[Data records]

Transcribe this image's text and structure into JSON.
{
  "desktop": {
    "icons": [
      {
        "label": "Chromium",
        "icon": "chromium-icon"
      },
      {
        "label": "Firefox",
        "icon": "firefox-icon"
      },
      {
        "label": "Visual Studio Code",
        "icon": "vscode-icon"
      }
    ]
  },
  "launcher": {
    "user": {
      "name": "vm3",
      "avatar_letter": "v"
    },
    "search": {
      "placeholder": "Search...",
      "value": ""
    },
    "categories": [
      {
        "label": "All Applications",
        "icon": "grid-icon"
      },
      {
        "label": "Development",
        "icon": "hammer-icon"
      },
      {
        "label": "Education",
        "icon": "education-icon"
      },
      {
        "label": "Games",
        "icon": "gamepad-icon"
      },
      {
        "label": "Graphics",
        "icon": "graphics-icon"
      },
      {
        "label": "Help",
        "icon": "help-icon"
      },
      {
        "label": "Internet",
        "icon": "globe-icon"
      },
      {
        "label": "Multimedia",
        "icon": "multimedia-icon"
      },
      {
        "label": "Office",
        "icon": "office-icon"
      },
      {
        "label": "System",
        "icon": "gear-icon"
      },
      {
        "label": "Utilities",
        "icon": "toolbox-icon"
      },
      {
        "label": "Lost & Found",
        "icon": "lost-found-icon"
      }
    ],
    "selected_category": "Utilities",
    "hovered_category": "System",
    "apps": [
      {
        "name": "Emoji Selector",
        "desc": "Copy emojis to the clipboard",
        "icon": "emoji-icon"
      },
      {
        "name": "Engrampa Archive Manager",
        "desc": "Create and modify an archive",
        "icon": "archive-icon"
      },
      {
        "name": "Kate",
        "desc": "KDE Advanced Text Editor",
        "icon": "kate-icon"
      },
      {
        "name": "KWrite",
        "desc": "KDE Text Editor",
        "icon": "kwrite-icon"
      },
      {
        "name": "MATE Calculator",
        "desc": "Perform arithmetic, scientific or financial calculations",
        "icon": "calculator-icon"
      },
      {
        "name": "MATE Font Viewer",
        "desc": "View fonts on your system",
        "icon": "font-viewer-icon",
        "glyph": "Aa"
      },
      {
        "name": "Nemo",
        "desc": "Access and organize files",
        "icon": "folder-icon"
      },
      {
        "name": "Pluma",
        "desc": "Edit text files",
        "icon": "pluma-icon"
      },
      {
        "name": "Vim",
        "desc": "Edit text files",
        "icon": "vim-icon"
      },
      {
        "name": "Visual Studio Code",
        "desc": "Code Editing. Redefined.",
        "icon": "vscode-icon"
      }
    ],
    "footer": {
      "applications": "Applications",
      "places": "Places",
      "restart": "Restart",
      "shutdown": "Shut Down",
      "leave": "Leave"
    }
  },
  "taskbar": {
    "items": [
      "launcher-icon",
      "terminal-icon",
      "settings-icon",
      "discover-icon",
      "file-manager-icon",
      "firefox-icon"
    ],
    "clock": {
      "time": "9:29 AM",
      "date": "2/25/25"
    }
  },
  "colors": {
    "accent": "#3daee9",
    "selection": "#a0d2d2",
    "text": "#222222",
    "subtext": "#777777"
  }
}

* [Problem requirements]:
Retype the listing. Match it exactly.

* [Result of the task]:
Transcribe this image's text and structure into JSON.
{
  "desktop": {
    "icons": [
      {
        "label": "Chromium",
        "icon": "chromium-icon"
      },
      {
        "label": "Firefox",
        "icon": "firefox-icon"
      },
      {
        "label": "Visual Studio Code",
        "icon": "vscode-icon"
      }
    ]
  },
  "launcher": {
    "user": {
      "name": "vm3",
      "avatar_letter": "v"
    },
    "search": {
      "placeholder": "Search...",
      "value": ""
    },
    "categories": [
      {
        "label": "All Applications",
        "icon": "grid-icon"
      },
      {
        "label": "Development",
        "icon": "hammer-icon"
      },
      {
        "label": "Education",
        "icon": "education-icon"
      },
      {
        "label": "Games",
        "icon": "gamepad-icon"
      },
      {
        "label": "Graphics",
        "icon": "graphics-icon"
      },
      {
        "label": "Help",
        "icon": "help-icon"
      },
      {
        "label": "Internet",
        "icon": "globe-icon"
      },
      {
        "label": "Multimedia",
        "icon": "multimedia-icon"
      },
      {
        "label": "Office",
        "icon": "office-icon"
      },
      {
        "label": "System",
        "icon": "gear-icon"
      },
      {
        "label": "Utilities",
        "icon": "toolbox-icon"
      },
      {
        "label": "Lost & Found",
        "icon": "lost-found-icon"
      }
    ],
    "selected_category": "Utilities",
    "hovered_category": "System",
    "apps": [
      {
        "name": "Emoji Selector",
        "desc": "Copy emojis to the clipboard",
        "icon": "emoji-icon"
      },
      {
        "name": "Engrampa Archive Manager",
        "desc": "Create and modify an archive",
        "icon": "archive-icon"
      },
      {
        "name": "Kate",
        "desc": "KDE Advanced Text Editor",
        "icon": "kate-icon"
      },
      {
        "name": "KWrite",
        "desc": "KDE Text Editor",
        "icon": "kwrite-icon"
      },
      {
        "name": "MATE Calculator",
        "desc": "Perform arithmetic, scientific or financial calculations",
        "icon": "calculator-icon"
      },
      {
        "name": "MATE Font Viewer",
        "desc": "View fonts on your system",
        "icon": "font-viewer-icon",
        "glyph": "Aa"
      },
      {
        "name": "Nemo",
        "desc": "Access and organize files",
        "icon": "folder-icon"
      },
      {
        "name": "Pluma",
        "desc": "Edit text files",
        "icon": "pluma-icon"
      },
      {
        "name": "Vim",
        "desc": "Edit text files",
        "icon": "vim-icon"
      },
      {
        "name": "Visual Studio Code",
        "desc": "Code Editing. Redefined.",
        "icon": "vscode-icon"
      }
    ],
    "footer": {
      "applications": "Applications",
      "places": "Places",
      "restart": "Restart",
      "shutdown": "Shut Down",
      "leave": "Leave"
    }
  },
  "taskbar": {
    "items": [
      "launcher-icon",
      "terminal-icon",
      "settings-icon",
      "discover-icon",
      "file-manager-icon",
      "firefox-icon"
    ],
    "clock": {
      "time": "9:29 AM",
      "date": "2/25/25"
    }
  },
  "colors": {
    "accent": "#3daee9",
    "selection": "#a0d2d2",
    "text": "#222222",
    "subtext": "#777777"
  }
}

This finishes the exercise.